• [Written task]
Report, as a bare number, how many lines contain the string "this".
· · ·
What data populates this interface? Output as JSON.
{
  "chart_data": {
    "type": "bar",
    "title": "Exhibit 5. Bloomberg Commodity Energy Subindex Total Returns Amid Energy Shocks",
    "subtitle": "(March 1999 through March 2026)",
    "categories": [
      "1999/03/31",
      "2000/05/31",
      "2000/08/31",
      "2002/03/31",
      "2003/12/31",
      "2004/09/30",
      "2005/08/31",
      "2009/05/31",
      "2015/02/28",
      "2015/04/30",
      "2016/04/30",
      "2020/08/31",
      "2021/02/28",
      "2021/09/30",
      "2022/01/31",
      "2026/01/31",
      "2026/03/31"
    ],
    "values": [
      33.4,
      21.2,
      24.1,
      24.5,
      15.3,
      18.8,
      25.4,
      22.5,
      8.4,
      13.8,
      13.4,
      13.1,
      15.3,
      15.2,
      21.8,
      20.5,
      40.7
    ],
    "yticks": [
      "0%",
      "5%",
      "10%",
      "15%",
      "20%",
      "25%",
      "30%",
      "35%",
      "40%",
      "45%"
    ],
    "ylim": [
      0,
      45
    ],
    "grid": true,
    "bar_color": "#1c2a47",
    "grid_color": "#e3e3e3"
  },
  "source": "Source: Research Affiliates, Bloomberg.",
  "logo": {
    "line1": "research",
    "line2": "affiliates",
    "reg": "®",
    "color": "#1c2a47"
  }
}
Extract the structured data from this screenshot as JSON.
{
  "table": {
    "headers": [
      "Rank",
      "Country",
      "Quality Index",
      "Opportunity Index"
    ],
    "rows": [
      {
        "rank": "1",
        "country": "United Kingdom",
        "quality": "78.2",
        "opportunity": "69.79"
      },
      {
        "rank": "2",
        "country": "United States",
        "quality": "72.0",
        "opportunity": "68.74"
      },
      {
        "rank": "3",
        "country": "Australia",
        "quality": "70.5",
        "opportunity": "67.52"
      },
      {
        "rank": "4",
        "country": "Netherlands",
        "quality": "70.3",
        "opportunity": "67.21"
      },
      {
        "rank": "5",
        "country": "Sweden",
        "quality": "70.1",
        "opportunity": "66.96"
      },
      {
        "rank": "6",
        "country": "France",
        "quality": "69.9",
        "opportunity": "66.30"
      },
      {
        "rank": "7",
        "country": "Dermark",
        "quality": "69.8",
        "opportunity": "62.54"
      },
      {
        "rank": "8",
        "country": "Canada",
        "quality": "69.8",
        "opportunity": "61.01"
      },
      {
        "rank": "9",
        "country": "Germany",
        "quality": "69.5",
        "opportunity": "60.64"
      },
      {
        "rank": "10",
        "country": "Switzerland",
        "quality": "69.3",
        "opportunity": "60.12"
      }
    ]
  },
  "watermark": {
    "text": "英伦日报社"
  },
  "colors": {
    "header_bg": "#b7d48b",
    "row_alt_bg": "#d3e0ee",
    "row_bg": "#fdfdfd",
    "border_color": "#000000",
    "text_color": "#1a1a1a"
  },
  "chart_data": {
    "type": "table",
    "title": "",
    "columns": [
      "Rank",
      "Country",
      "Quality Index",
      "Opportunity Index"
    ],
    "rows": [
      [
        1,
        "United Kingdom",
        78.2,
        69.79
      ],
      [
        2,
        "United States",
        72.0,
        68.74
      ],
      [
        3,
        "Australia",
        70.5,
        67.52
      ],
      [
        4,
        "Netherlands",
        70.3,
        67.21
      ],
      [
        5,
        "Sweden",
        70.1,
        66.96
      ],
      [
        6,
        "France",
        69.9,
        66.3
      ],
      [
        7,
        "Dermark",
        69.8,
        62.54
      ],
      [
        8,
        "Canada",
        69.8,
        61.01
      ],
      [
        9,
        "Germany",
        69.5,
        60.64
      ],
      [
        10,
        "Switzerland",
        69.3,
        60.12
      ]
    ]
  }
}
· · ·
• [Output of the task]
2